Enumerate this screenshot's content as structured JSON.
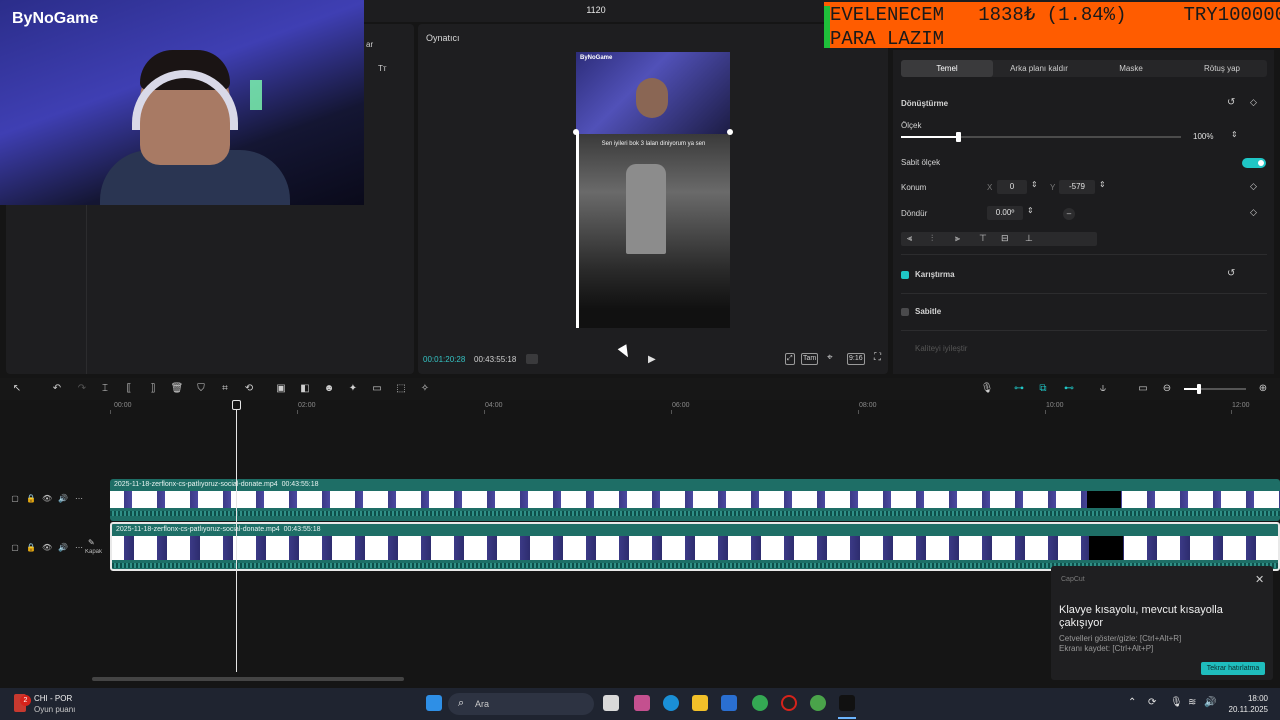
{
  "window": {
    "title": "1120"
  },
  "webcam": {
    "logo": "ByNoGame"
  },
  "ticker": {
    "line1": "EVELENECEM   1838₺ (1.84%)     TRY100000",
    "line2": "PARA LAZIM"
  },
  "left_panel": {
    "partial_label": "ar",
    "partial_icon": "Tᴛ"
  },
  "player": {
    "title": "Oynatıcı",
    "video_brand": "ByNoGame",
    "video_caption": "Sen iyileri bok 3 lalan diniyorum ya sen",
    "time_current": "00:01:20:28",
    "time_total": "00:43:55:18",
    "tools": {
      "full_label": "Tam",
      "ratio_label": "9:16"
    }
  },
  "props": {
    "tabs": [
      "Temel",
      "Arka planı kaldır",
      "Maske",
      "Rötuş yap"
    ],
    "transform_title": "Dönüştürme",
    "scale_label": "Ölçek",
    "scale_value": "100%",
    "scale_fraction": 0.2,
    "uniform_label": "Sabit ölçek",
    "position_label": "Konum",
    "x_label": "X",
    "x_value": "0",
    "y_label": "Y",
    "y_value": "-579",
    "rotate_label": "Döndür",
    "rotate_value": "0.00º",
    "blend_label": "Karıştırma",
    "stabilize_label": "Sabitle",
    "quality_label": "Kaliteyi iyileştir"
  },
  "timeline": {
    "ruler": [
      "00:00",
      "02:00",
      "04:00",
      "06:00",
      "08:00",
      "10:00",
      "12:00"
    ],
    "clips": [
      {
        "name": "2025-11-18-zerflonx-cs-patlıyoruz-social-donate.mp4",
        "duration": "00:43:55:18"
      },
      {
        "name": "2025-11-18-zerflonx-cs-patlıyoruz-social-donate.mp4",
        "duration": "00:43:55:18"
      }
    ],
    "cover_label": "Kapak"
  },
  "notification": {
    "brand": "CapCut",
    "title": "Klavye kısayolu, mevcut kısayolla çakışıyor",
    "line1": "Cetvelleri göster/gizle: [Ctrl+Alt+R]",
    "line2": "Ekranı kaydet: [Ctrl+Alt+P]",
    "button": "Tekrar hatırlatma"
  },
  "taskbar": {
    "weather_badge": "2",
    "weather_title": "CHI - POR",
    "weather_sub": "Oyun puanı",
    "search_placeholder": "Ara",
    "time": "18:00",
    "date": "20.11.2025"
  },
  "colors": {
    "accent": "#1fc6c6",
    "ticker_bg": "#ff5c00",
    "track": "#1e6e66"
  }
}
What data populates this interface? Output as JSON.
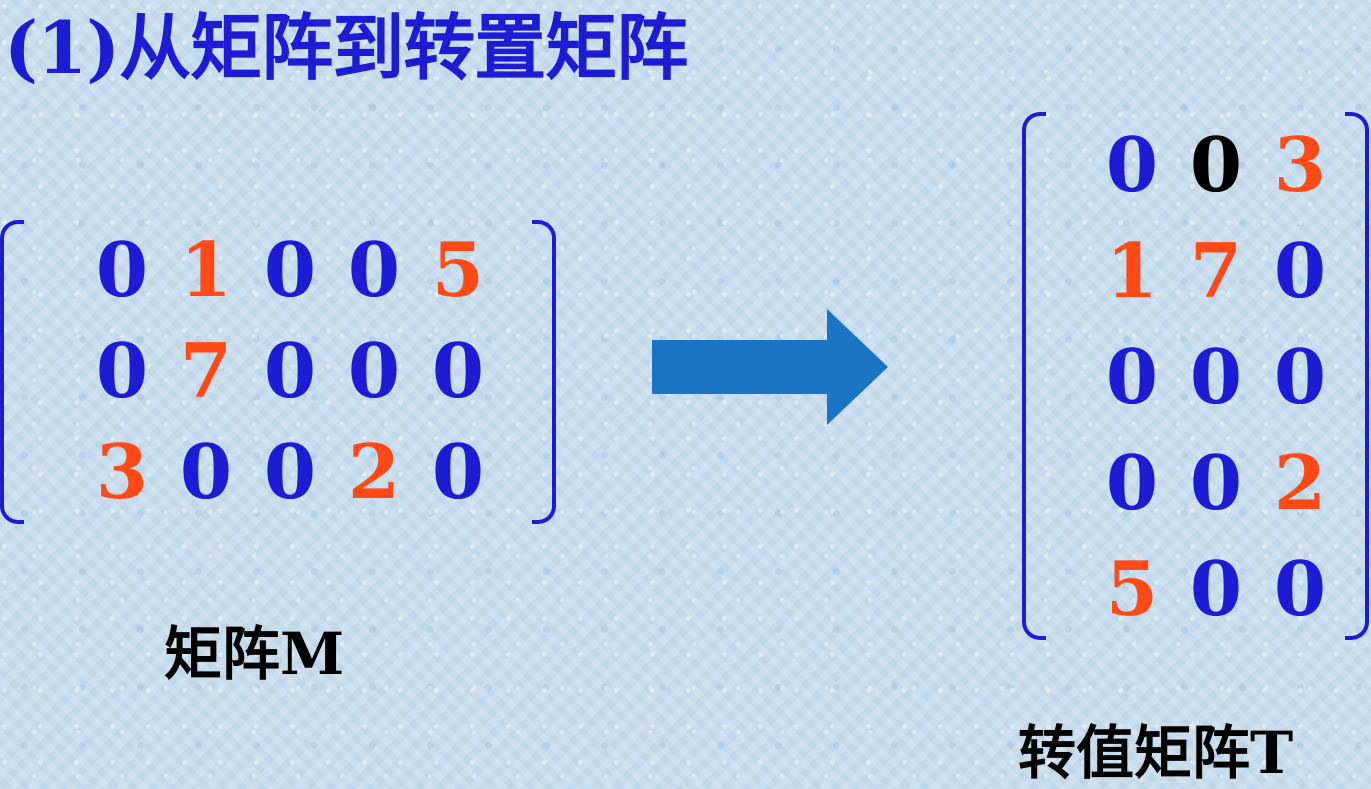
{
  "title": "(1)从矩阵到转置矩阵",
  "matrix_m": {
    "caption": "矩阵M",
    "cells": [
      [
        {
          "text": "0",
          "tone": "blue"
        },
        {
          "text": "1",
          "tone": "red"
        },
        {
          "text": "0",
          "tone": "blue"
        },
        {
          "text": "0",
          "tone": "blue"
        },
        {
          "text": "5",
          "tone": "red"
        }
      ],
      [
        {
          "text": "0",
          "tone": "blue"
        },
        {
          "text": "7",
          "tone": "red"
        },
        {
          "text": "0",
          "tone": "blue"
        },
        {
          "text": "0",
          "tone": "blue"
        },
        {
          "text": "0",
          "tone": "blue"
        }
      ],
      [
        {
          "text": "3",
          "tone": "red"
        },
        {
          "text": "0",
          "tone": "blue"
        },
        {
          "text": "0",
          "tone": "blue"
        },
        {
          "text": "2",
          "tone": "red"
        },
        {
          "text": "0",
          "tone": "blue"
        }
      ]
    ]
  },
  "matrix_t": {
    "caption": "转值矩阵T",
    "cells": [
      [
        {
          "text": "0",
          "tone": "blue"
        },
        {
          "text": "0",
          "tone": "black"
        },
        {
          "text": "3",
          "tone": "red"
        }
      ],
      [
        {
          "text": "1",
          "tone": "red"
        },
        {
          "text": "7",
          "tone": "red"
        },
        {
          "text": "0",
          "tone": "blue"
        }
      ],
      [
        {
          "text": "0",
          "tone": "blue"
        },
        {
          "text": "0",
          "tone": "blue"
        },
        {
          "text": "0",
          "tone": "blue"
        }
      ],
      [
        {
          "text": "0",
          "tone": "blue"
        },
        {
          "text": "0",
          "tone": "blue"
        },
        {
          "text": "2",
          "tone": "red"
        }
      ],
      [
        {
          "text": "5",
          "tone": "red"
        },
        {
          "text": "0",
          "tone": "blue"
        },
        {
          "text": "0",
          "tone": "blue"
        }
      ]
    ]
  },
  "colors": {
    "title": "#1d1bd4",
    "matrix_default": "#1d1bd4",
    "matrix_highlight": "#ff4a18",
    "caption": "#000000",
    "arrow": "#1c74c7",
    "background": "#c7dcec"
  }
}
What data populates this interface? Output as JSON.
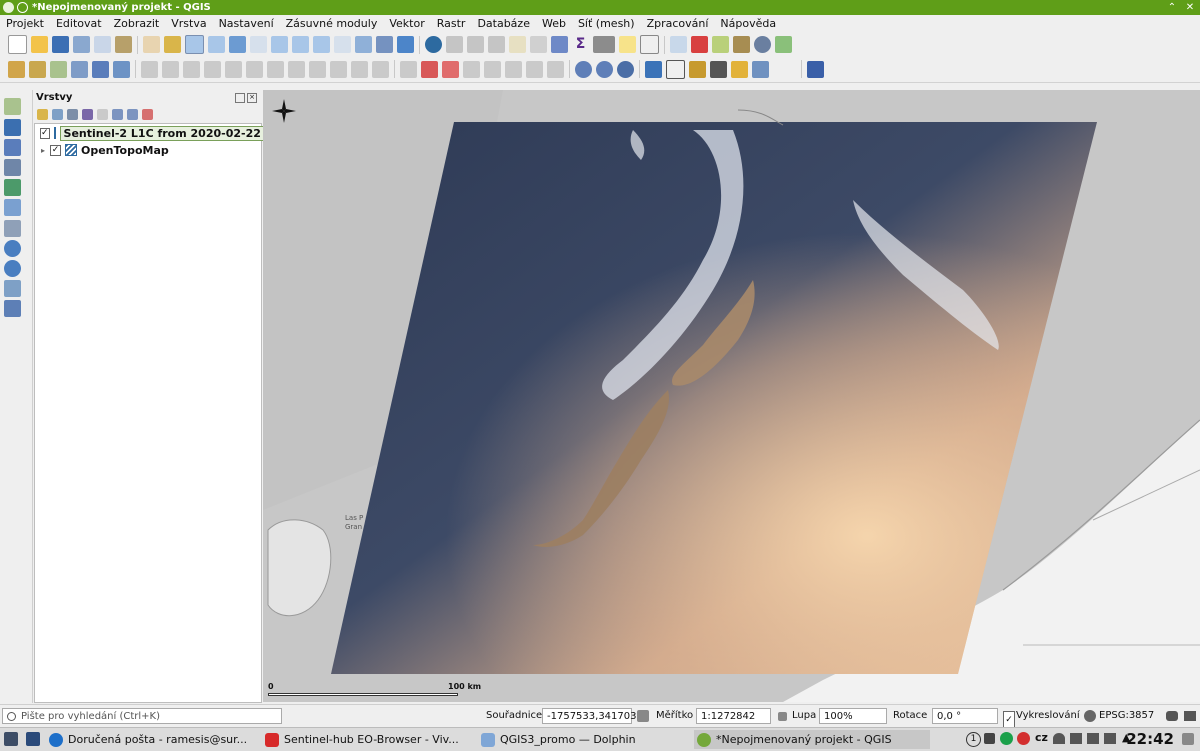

= = = = =

* _What to work on_: Images do not belong in the copy; reproduce all other parts of the records above verbatim.

* _Full output_:
Enumerate this screenshot's content as structured JSON.
{
  "window": {
    "title": "1120"
  },
  "webcam": {
    "logo": "ByNoGame"
  },
  "ticker": {
    "line1": "EVELENECEM   1838₺ (1.84%)     TRY100000",
    "line2": "PARA LAZIM"
  },
  "left_panel": {
    "partial_label": "ar",
    "partial_icon": "Tᴛ"
  },
  "player": {
    "title": "Oynatıcı",
    "video_brand": "ByNoGame",
    "video_caption": "Sen iyileri bok 3 lalan diniyorum ya sen",
    "time_current": "00:01:20:28",
    "time_total": "00:43:55:18",
    "tools": {
      "full_label": "Tam",
      "ratio_label": "9:16"
    }
  },
  "props": {
    "tabs": [
      "Temel",
      "Arka planı kaldır",
      "Maske",
      "Rötuş yap"
    ],
    "transform_title": "Dönüştürme",
    "scale_label": "Ölçek",
    "scale_value": "100%",
    "scale_fraction": 0.2,
    "uniform_label": "Sabit ölçek",
    "position_label": "Konum",
    "x_label": "X",
    "x_value": "0",
    "y_label": "Y",
    "y_value": "-579",
    "rotate_label": "Döndür",
    "rotate_value": "0.00º",
    "blend_label": "Karıştırma",
    "stabilize_label": "Sabitle",
    "quality_label": "Kaliteyi iyileştir"
  },
  "timeline": {
    "ruler": [
      "00:00",
      "02:00",
      "04:00",
      "06:00",
      "08:00",
      "10:00",
      "12:00"
    ],
    "clips": [
      {
        "name": "2025-11-18-zerflonx-cs-patlıyoruz-social-donate.mp4",
        "duration": "00:43:55:18"
      },
      {
        "name": "2025-11-18-zerflonx-cs-patlıyoruz-social-donate.mp4",
        "duration": "00:43:55:18"
      }
    ],
    "cover_label": "Kapak"
  },
  "notification": {
    "brand": "CapCut",
    "title": "Klavye kısayolu, mevcut kısayolla çakışıyor",
    "line1": "Cetvelleri göster/gizle: [Ctrl+Alt+R]",
    "line2": "Ekranı kaydet: [Ctrl+Alt+P]",
    "button": "Tekrar hatırlatma"
  },
  "taskbar": {
    "weather_badge": "2",
    "weather_title": "CHI - POR",
    "weather_sub": "Oyun puanı",
    "search_placeholder": "Ara",
    "time": "18:00",
    "date": "20.11.2025"
  },
  "colors": {
    "accent": "#1fc6c6",
    "ticker_bg": "#ff5c00",
    "track": "#1e6e66"
  }
}
What data populates this interface? Output as JSON.
{
  "title": "(1)从矩阵到转置矩阵",
  "matrix_m": {
    "caption": "矩阵M",
    "cells": [
      [
        {
          "text": "0",
          "tone": "blue"
        },
        {
          "text": "1",
          "tone": "red"
        },
        {
          "text": "0",
          "tone": "blue"
        },
        {
          "text": "0",
          "tone": "blue"
        },
        {
          "text": "5",
          "tone": "red"
        }
      ],
      [
        {
          "text": "0",
          "tone": "blue"
        },
        {
          "text": "7",
          "tone": "red"
        },
        {
          "text": "0",
          "tone": "blue"
        },
        {
          "text": "0",
          "tone": "blue"
        },
        {
          "text": "0",
          "tone": "blue"
        }
      ],
      [
        {
          "text": "3",
          "tone": "red"
        },
        {
          "text": "0",
          "tone": "blue"
        },
        {
          "text": "0",
          "tone": "blue"
        },
        {
          "text": "2",
          "tone": "red"
        },
        {
          "text": "0",
          "tone": "blue"
        }
      ]
    ]
  },
  "matrix_t": {
    "caption": "转值矩阵T",
    "cells": [
      [
        {
          "text": "0",
          "tone": "blue"
        },
        {
          "text": "0",
          "tone": "black"
        },
        {
          "text": "3",
          "tone": "red"
        }
      ],
      [
        {
          "text": "1",
          "tone": "red"
        },
        {
          "text": "7",
          "tone": "red"
        },
        {
          "text": "0",
          "tone": "blue"
        }
      ],
      [
        {
          "text": "0",
          "tone": "blue"
        },
        {
          "text": "0",
          "tone": "blue"
        },
        {
          "text": "0",
          "tone": "blue"
        }
      ],
      [
        {
          "text": "0",
          "tone": "blue"
        },
        {
          "text": "0",
          "tone": "blue"
        },
        {
          "text": "2",
          "tone": "red"
        }
      ],
      [
        {
          "text": "5",
          "tone": "red"
        },
        {
          "text": "0",
          "tone": "blue"
        },
        {
          "text": "0",
          "tone": "blue"
        }
      ]
    ]
  },
  "colors": {
    "title": "#1d1bd4",
    "matrix_default": "#1d1bd4",
    "matrix_highlight": "#ff4a18",
    "caption": "#000000",
    "arrow": "#1c74c7",
    "background": "#c7dcec"
  }
}
What data populates this interface? Output as JSON.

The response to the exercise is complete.